Work instructions -
Are you able to retype all the records below exactly?

(Stored items)

+===+

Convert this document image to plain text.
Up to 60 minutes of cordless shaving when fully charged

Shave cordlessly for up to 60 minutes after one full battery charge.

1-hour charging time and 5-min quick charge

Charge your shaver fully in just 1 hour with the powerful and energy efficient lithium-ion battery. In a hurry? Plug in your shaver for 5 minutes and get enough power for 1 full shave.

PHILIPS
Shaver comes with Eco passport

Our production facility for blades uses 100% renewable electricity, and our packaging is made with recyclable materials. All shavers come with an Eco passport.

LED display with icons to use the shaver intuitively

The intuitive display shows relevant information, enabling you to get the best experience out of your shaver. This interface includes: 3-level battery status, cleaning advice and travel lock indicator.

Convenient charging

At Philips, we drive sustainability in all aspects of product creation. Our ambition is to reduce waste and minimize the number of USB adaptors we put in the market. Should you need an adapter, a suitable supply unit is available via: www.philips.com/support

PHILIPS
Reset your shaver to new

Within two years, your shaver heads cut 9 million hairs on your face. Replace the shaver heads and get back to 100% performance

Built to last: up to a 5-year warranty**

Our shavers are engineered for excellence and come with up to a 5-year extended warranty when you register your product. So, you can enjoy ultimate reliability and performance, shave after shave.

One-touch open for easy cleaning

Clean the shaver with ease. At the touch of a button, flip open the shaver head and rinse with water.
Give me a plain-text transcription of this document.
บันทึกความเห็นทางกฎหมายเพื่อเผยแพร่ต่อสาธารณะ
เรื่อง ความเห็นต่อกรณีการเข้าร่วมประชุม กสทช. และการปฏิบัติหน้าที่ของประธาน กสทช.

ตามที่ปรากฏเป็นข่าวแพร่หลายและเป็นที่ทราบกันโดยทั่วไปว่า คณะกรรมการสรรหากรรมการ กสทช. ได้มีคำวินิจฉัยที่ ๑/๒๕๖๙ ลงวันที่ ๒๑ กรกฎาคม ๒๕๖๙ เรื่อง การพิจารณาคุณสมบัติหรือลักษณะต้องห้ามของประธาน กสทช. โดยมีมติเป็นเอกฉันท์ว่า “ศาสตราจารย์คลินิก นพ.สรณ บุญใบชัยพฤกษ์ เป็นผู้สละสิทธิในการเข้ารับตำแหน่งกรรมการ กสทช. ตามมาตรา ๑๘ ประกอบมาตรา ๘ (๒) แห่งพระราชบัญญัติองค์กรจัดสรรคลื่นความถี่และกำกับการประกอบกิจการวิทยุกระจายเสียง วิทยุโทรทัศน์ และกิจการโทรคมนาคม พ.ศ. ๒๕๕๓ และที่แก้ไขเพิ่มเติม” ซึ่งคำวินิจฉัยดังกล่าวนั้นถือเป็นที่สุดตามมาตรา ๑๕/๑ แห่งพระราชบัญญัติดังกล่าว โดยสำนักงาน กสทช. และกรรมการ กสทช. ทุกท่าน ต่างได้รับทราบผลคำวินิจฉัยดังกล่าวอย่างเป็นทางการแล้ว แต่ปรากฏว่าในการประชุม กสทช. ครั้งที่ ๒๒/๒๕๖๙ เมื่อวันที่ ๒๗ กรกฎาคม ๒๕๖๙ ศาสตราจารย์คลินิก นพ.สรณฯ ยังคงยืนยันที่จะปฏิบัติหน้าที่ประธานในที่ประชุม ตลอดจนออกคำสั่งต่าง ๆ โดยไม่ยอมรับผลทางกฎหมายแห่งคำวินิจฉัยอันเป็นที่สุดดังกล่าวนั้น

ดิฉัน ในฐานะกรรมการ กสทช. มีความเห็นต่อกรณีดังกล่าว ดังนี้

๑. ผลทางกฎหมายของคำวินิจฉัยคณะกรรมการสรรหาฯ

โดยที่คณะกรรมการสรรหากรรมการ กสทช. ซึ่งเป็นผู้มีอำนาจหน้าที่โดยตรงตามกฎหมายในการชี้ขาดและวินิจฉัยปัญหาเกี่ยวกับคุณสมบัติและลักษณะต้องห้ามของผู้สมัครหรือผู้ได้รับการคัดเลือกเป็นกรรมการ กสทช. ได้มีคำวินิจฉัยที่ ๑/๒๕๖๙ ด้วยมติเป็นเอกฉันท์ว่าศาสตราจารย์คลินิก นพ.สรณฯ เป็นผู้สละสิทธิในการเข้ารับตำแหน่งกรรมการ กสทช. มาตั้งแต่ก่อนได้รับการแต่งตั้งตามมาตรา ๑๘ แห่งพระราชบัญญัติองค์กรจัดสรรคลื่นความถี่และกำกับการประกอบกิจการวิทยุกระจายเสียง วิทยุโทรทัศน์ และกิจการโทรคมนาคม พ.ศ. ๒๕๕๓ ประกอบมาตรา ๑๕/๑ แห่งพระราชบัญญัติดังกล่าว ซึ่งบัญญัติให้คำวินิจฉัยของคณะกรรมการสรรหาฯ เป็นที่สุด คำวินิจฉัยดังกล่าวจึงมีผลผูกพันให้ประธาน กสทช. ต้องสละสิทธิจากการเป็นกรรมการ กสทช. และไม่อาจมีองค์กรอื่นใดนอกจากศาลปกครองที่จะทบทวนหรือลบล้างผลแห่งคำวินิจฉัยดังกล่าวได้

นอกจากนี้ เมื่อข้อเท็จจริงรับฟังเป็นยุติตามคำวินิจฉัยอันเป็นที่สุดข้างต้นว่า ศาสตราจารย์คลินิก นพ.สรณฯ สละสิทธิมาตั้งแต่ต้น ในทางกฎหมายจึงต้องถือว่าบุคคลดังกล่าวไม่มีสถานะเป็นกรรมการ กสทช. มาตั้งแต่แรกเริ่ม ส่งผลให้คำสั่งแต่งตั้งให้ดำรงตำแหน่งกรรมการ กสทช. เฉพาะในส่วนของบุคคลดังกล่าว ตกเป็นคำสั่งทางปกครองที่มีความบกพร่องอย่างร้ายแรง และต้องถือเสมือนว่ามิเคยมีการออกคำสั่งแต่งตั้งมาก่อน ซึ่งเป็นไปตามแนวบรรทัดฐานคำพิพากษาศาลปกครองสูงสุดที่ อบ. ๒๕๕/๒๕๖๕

+===+

Expected answer -
Convert this document image to plain text.
Up to 60 minutes of cordless shaving when fully charged

Shave cordlessly for up to 60 minutes after one full battery charge.

1-hour charging time and 5-min quick charge

Charge your shaver fully in just 1 hour with the powerful and energy efficient lithium-ion battery. In a hurry? Plug in your shaver for 5 minutes and get enough power for 1 full shave.

PHILIPS
Shaver comes with Eco passport

Our production facility for blades uses 100% renewable electricity, and our packaging is made with recyclable materials. All shavers come with an Eco passport.

LED display with icons to use the shaver intuitively

The intuitive display shows relevant information, enabling you to get the best experience out of your shaver. This interface includes: 3-level battery status, cleaning advice and travel lock indicator.

Convenient charging

At Philips, we drive sustainability in all aspects of product creation. Our ambition is to reduce waste and minimize the number of USB adaptors we put in the market. Should you need an adapter, a suitable supply unit is available via: www.philips.com/support

PHILIPS
Reset your shaver to new

Within two years, your shaver heads cut 9 million hairs on your face. Replace the shaver heads and get back to 100% performance

Built to last: up to a 5-year warranty**

Our shavers are engineered for excellence and come with up to a 5-year extended warranty when you register your product. So, you can enjoy ultimate reliability and performance, shave after shave.

One-touch open for easy cleaning

Clean the shaver with ease. At the touch of a button, flip open the shaver head and rinse with water.
Give me a plain-text transcription of this document.
บันทึกความเห็นทางกฎหมายเพื่อเผยแพร่ต่อสาธารณะ
เรื่อง ความเห็นต่อกรณีการเข้าร่วมประชุม กสทช. และการปฏิบัติหน้าที่ของประธาน กสทช.

ตามที่ปรากฏเป็นข่าวแพร่หลายและเป็นที่ทราบกันโดยทั่วไปว่า คณะกรรมการสรรหากรรมการ กสทช. ได้มีคำวินิจฉัยที่ ๑/๒๕๖๙ ลงวันที่ ๒๑ กรกฎาคม ๒๕๖๙ เรื่อง การพิจารณาคุณสมบัติหรือลักษณะต้องห้ามของประธาน กสทช. โดยมีมติเป็นเอกฉันท์ว่า “ศาสตราจารย์คลินิก นพ.สรณ บุญใบชัยพฤกษ์ เป็นผู้สละสิทธิในการเข้ารับตำแหน่งกรรมการ กสทช. ตามมาตรา ๑๘ ประกอบมาตรา ๘ (๒) แห่งพระราชบัญญัติองค์กรจัดสรรคลื่นความถี่และกำกับการประกอบกิจการวิทยุกระจายเสียง วิทยุโทรทัศน์ และกิจการโทรคมนาคม พ.ศ. ๒๕๕๓ และที่แก้ไขเพิ่มเติม” ซึ่งคำวินิจฉัยดังกล่าวนั้นถือเป็นที่สุดตามมาตรา ๑๕/๑ แห่งพระราชบัญญัติดังกล่าว โดยสำนักงาน กสทช. และกรรมการ กสทช. ทุกท่าน ต่างได้รับทราบผลคำวินิจฉัยดังกล่าวอย่างเป็นทางการแล้ว แต่ปรากฏว่าในการประชุม กสทช. ครั้งที่ ๒๒/๒๕๖๙ เมื่อวันที่ ๒๗ กรกฎาคม ๒๕๖๙ ศาสตราจารย์คลินิก นพ.สรณฯ ยังคงยืนยันที่จะปฏิบัติหน้าที่ประธานในที่ประชุม ตลอดจนออกคำสั่งต่าง ๆ โดยไม่ยอมรับผลทางกฎหมายแห่งคำวินิจฉัยอันเป็นที่สุดดังกล่าวนั้น

ดิฉัน ในฐานะกรรมการ กสทช. มีความเห็นต่อกรณีดังกล่าว ดังนี้

๑. ผลทางกฎหมายของคำวินิจฉัยคณะกรรมการสรรหาฯ

โดยที่คณะกรรมการสรรหากรรมการ กสทช. ซึ่งเป็นผู้มีอำนาจหน้าที่โดยตรงตามกฎหมายในการชี้ขาดและวินิจฉัยปัญหาเกี่ยวกับคุณสมบัติและลักษณะต้องห้ามของผู้สมัครหรือผู้ได้รับการคัดเลือกเป็นกรรมการ กสทช. ได้มีคำวินิจฉัยที่ ๑/๒๕๖๙ ด้วยมติเป็นเอกฉันท์ว่าศาสตราจารย์คลินิก นพ.สรณฯ เป็นผู้สละสิทธิในการเข้ารับตำแหน่งกรรมการ กสทช. มาตั้งแต่ก่อนได้รับการแต่งตั้งตามมาตรา ๑๘ แห่งพระราชบัญญัติองค์กรจัดสรรคลื่นความถี่และกำกับการประกอบกิจการวิทยุกระจายเสียง วิทยุโทรทัศน์ และกิจการโทรคมนาคม พ.ศ. ๒๕๕๓ ประกอบมาตรา ๑๕/๑ แห่งพระราชบัญญัติดังกล่าว ซึ่งบัญญัติให้คำวินิจฉัยของคณะกรรมการสรรหาฯ เป็นที่สุด คำวินิจฉัยดังกล่าวจึงมีผลผูกพันให้ประธาน กสทช. ต้องสละสิทธิจากการเป็นกรรมการ กสทช. และไม่อาจมีองค์กรอื่นใดนอกจากศาลปกครองที่จะทบทวนหรือลบล้างผลแห่งคำวินิจฉัยดังกล่าวได้

นอกจากนี้ เมื่อข้อเท็จจริงรับฟังเป็นยุติตามคำวินิจฉัยอันเป็นที่สุดข้างต้นว่า ศาสตราจารย์คลินิก นพ.สรณฯ สละสิทธิมาตั้งแต่ต้น ในทางกฎหมายจึงต้องถือว่าบุคคลดังกล่าวไม่มีสถานะเป็นกรรมการ กสทช. มาตั้งแต่แรกเริ่ม ส่งผลให้คำสั่งแต่งตั้งให้ดำรงตำแหน่งกรรมการ กสทช. เฉพาะในส่วนของบุคคลดังกล่าว ตกเป็นคำสั่งทางปกครองที่มีความบกพร่องอย่างร้ายแรง และต้องถือเสมือนว่ามิเคยมีการออกคำสั่งแต่งตั้งมาก่อน ซึ่งเป็นไปตามแนวบรรทัดฐานคำพิพากษาศาลปกครองสูงสุดที่ อบ. ๒๕๕/๒๕๖๕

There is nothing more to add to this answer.